**TRAVAIL DEMANDÉ:**
**1.** Dans le texte sur l'aide de Medair à Buhumba, quel fonds a financé le projet d'assistance d'urgence lancé par Medair ?
**2.** Poursuivez le texte sur l'aide de Medair à Buhumba à partir de sa dernière phrase.

**EXTRAIT:**

Les conditions de vie précaires ont rapidement laissé place aux maladies. Les enfants d’Isha tombaient souvent malades, exposés au froid, aux moustiques, et à l’eau insalubre qu’ils étaient contraints de boire.

Face à cette urgence, Medair, après une mission d’évaluation en réponse aux alertes lancées par OCHA, coordination des affaires humanitaires, a lancé un projet d’assistance d’urgence pour garantir un accès gratuit aux soins de santé, grâce au financement du Fonds Humanitaire en R.D. Congo.

Le Dr Hilaire Ndajibiye, responsable du projet santé de Medair, explique :

« Buhumba est une zone de retour prioritaire. La population est vulnérable, exposée à de nombreux risques sanitaires, et sans moyens pour se soigner. Notre intervention vise à répondre à ces besoins vitaux, en cohérence avec les priorités nationales et celles du cluster santé. Le soutien de Medair comprend : la gratuité des soins de santé primaires, la prise en charge de la malnutrition, la réponse aux épidémies et comme le centre de santé avait été vandalisé, il a fallu le réhabiliter entièrement : bâtiments du centre santé, latrines, douches, zone de gestion de déchets, installation solaire et surtout, l’approvisionnement en eau potable grâce au water trucking. L’accès à l’eau potable reste un besoin crucial dans cette communauté. »

© MEDAIR / Daniel Wakandu : Dr Hilaire et son équipe en visite de supervision au centre de santé de Buhumba
© MEDAIR / Daniel Wakandu : Isha et son fils Hope à la pharmacie pour recevoir les médicaments.

Pour Isha, ce soutien a été un véritable soulagement :

« Quand j’ai appris que Medair allait nous aider à accéder gratuitement aux soins de santé, j’ai ressenti une immense joie. C’était comme si un poids quittait mes épaules. Je les connaissais déjà, ils étaient là pour nous à Bushagara, dans le camp des personnes déplacées. Ils nous ont soignés, sensibilisés, notamment lorsque des épidémies comme le choléra ou Mpox sévissaient dans le camp. Mon plus jeune enfant, Hope, n’a qu’un an et demi. Il est né dans le camp au site des soins tenue par Medair. Nous avons déjà traversé beaucoup d’épreuves ensemble. Il a été malade à plusieurs reprises, à cause du froid, des moustiques et de l’eau insalubre que nous buvions. Chaque nuit, je veillais sur lui, craignant qu’il ne s’éteigne dans mes bras.

**DONNÉES FOURNIES:**
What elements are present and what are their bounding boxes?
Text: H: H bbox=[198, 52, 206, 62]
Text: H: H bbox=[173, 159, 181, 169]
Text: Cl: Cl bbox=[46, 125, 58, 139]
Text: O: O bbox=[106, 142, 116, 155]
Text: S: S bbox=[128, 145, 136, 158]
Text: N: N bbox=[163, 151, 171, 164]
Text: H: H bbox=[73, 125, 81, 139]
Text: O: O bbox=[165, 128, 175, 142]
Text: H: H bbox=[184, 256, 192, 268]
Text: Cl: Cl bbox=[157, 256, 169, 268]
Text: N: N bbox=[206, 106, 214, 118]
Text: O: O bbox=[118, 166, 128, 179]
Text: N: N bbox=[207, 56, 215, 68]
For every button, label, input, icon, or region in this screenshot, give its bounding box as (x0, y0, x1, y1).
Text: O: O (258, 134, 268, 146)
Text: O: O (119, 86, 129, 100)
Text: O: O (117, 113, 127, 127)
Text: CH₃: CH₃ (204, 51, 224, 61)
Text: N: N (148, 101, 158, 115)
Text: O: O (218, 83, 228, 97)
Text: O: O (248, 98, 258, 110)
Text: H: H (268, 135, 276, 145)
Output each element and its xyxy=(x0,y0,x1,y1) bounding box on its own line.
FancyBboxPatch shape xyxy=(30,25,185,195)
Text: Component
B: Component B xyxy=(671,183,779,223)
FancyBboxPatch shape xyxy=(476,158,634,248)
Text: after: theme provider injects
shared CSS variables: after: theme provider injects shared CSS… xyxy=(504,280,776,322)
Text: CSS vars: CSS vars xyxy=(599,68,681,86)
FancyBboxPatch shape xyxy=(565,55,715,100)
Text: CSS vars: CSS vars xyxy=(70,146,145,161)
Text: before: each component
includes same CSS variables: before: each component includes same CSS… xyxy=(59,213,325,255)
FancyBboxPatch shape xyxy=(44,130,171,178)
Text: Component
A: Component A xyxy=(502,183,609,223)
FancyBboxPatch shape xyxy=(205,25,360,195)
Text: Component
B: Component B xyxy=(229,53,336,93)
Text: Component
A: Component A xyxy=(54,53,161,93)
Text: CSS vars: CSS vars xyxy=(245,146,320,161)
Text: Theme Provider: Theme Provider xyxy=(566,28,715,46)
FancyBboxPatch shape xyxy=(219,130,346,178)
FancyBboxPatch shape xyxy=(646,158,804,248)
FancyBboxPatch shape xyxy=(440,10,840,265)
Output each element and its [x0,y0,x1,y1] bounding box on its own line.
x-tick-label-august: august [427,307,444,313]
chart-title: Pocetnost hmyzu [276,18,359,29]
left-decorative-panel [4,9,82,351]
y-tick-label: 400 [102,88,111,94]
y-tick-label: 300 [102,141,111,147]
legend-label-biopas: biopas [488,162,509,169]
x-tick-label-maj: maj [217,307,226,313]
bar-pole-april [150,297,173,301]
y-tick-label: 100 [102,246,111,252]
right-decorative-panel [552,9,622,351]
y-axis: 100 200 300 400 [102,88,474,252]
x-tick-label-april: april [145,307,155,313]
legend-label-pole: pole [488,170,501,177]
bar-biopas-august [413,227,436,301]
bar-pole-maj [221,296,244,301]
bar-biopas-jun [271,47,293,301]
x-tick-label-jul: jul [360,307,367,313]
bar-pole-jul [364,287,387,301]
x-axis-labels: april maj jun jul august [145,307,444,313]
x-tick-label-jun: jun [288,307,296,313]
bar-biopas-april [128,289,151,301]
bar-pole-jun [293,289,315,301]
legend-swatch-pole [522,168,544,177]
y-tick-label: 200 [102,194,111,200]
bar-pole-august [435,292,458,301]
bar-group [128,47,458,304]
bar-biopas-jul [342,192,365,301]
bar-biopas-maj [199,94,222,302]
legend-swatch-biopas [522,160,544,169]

**RÉPONSES ATTENDUES:**
**1.** Le Fonds Humanitaire en R.D. Congo.

**2.**
Ce matin, je suis venue au centre de santé avec Hope, qui avait de fortes fièvres. Il a été examiné, soigné, et son état s’améliore. Je vois dans ses yeux un peu plus de lumière chaque jour.

© MEDAIR / Daniel Wakandu : Isha et son fils Hope à la salle de consultation.

Ce que Medair fait ici, ce n’est pas seulement offrir des soins. C’est redonner une chance à des enfants comme Hope de grandir, de vivre, de rêver. Dans cette période où nous reconstruisons nos vies, chaque geste compte. Chaque médicament, chaque mot de réconfort, chaque sourire qui se dessine sur nos visages est une promesse d’avenir. Je suis profondément reconnaissante. »

Aujourd’hui, la chefferie de Buhumba compte plus de 19 000 habitants, tous revenus des camps, tous en quête d’un nouveau départ. Grâce au financement du Fonds Humanitaire en R.D. Congo, Medair continue d’apporter une réponse vitale à ceux qui, comme Isha, ont tout perdu… mais gardent l’espoir d’un avenir meilleur.

Ce contenu a été produit à partir de ressources recueillies par le personnel de Medair sur le terrain et au siège. Les opinions exprimées ici n'engagent que Medair et ne doivent en aucun cas être considérées comme reflétant l'opinion officielle d'une autre organisation.